PROBLEM DESCRIPTION: Go through the entries below and count the lines holding the word "يقول". Reply with only the number, please.

• • • •

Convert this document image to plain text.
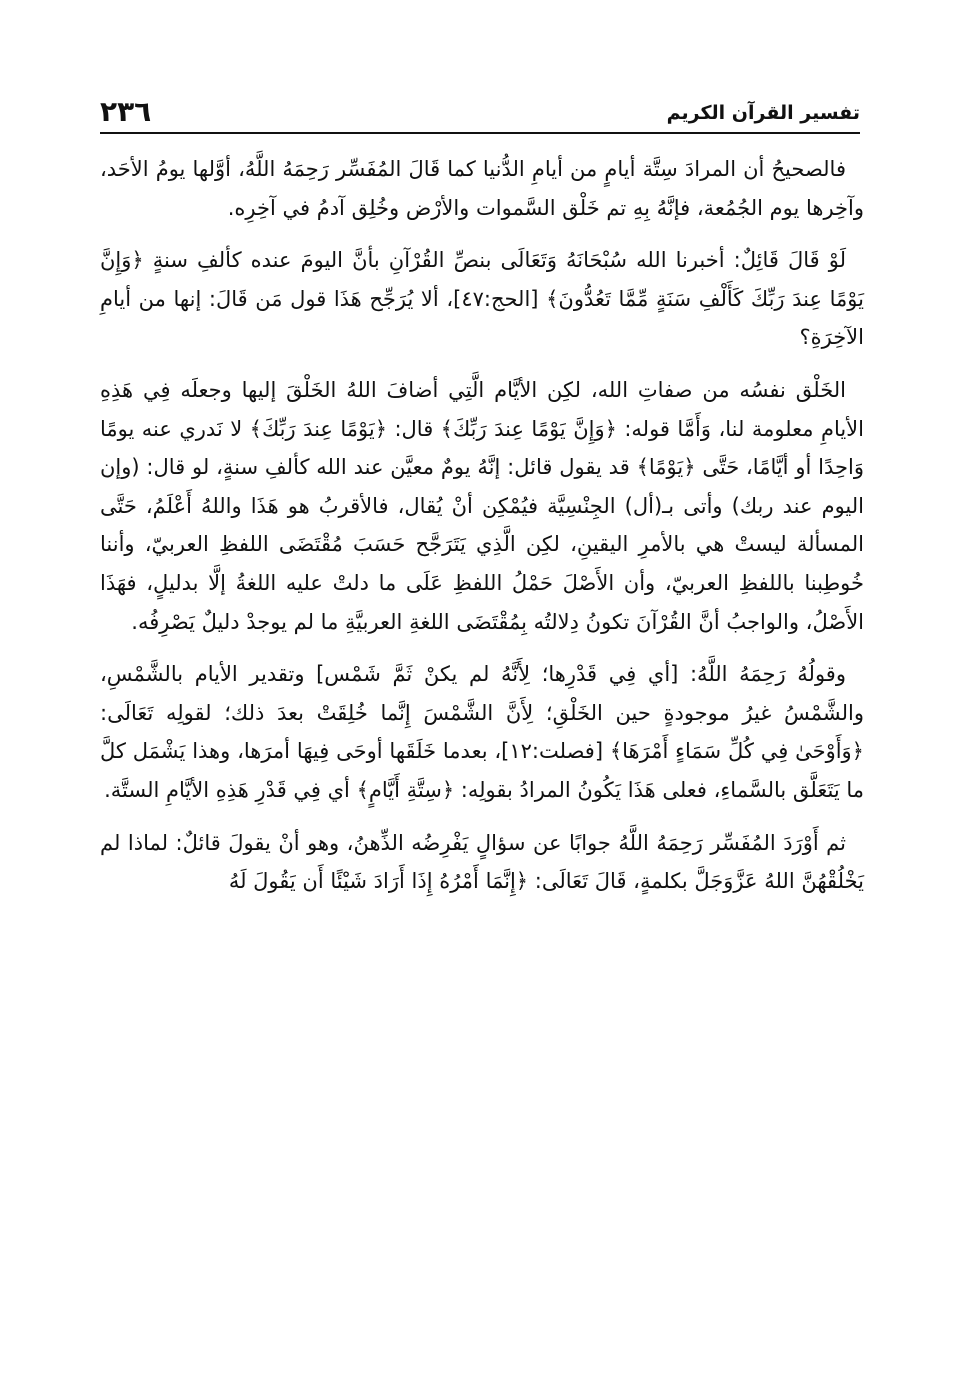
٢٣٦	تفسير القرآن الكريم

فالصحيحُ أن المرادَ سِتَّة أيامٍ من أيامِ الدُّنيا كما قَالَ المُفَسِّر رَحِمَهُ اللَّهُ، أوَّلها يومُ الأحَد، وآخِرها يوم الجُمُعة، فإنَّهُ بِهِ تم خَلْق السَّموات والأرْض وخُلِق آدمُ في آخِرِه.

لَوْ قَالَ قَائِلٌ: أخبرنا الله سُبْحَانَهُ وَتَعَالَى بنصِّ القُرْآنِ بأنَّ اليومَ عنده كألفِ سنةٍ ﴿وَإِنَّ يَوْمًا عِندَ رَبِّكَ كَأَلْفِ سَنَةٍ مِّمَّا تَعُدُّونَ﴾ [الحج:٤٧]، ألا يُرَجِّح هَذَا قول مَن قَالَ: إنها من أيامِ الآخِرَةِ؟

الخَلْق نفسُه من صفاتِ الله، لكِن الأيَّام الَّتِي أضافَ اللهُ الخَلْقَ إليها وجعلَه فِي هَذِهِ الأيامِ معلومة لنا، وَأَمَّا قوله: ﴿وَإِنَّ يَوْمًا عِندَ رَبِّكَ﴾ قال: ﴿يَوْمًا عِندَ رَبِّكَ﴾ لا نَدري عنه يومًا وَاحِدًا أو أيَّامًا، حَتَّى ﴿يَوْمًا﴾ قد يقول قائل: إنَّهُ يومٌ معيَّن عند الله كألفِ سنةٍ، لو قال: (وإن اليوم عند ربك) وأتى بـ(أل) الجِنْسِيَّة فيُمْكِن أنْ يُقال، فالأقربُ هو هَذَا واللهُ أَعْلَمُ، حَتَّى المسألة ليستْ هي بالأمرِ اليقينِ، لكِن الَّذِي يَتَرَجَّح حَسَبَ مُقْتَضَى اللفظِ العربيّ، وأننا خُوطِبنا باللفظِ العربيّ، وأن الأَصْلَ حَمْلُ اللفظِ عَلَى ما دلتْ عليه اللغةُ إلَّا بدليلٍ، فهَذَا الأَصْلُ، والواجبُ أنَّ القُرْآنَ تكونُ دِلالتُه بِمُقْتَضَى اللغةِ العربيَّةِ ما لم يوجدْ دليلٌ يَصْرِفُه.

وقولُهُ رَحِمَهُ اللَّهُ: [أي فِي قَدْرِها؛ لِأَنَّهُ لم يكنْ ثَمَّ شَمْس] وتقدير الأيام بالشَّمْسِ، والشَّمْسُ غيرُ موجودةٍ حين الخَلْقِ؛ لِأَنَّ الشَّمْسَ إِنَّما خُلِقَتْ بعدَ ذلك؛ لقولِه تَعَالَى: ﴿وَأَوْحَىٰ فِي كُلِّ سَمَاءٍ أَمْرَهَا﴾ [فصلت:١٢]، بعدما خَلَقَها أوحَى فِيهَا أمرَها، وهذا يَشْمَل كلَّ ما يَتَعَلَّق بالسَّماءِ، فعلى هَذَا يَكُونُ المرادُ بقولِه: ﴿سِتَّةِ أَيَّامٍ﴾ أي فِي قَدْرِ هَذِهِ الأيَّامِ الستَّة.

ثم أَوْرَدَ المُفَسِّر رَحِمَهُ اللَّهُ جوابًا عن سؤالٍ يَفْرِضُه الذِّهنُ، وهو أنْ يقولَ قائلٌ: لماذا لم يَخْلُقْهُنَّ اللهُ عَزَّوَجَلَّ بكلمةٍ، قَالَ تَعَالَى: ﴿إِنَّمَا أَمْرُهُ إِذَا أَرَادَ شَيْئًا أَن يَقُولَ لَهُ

• • • •

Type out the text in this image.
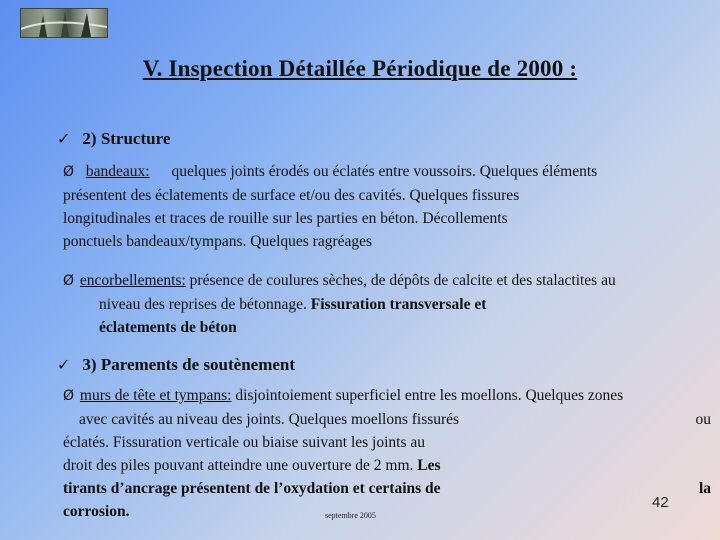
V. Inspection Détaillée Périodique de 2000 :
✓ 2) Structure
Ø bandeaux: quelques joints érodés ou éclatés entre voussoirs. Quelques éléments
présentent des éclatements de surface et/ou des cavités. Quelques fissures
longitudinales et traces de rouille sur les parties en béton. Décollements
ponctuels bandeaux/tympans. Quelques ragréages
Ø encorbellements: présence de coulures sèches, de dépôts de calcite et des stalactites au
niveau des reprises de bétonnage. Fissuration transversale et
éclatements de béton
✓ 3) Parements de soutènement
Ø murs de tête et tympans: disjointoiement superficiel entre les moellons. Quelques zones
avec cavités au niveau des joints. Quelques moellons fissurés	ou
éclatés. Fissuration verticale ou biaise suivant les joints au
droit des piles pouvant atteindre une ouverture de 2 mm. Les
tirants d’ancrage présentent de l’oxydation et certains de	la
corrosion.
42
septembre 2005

• • • •

SOLVED PROBLEM: 2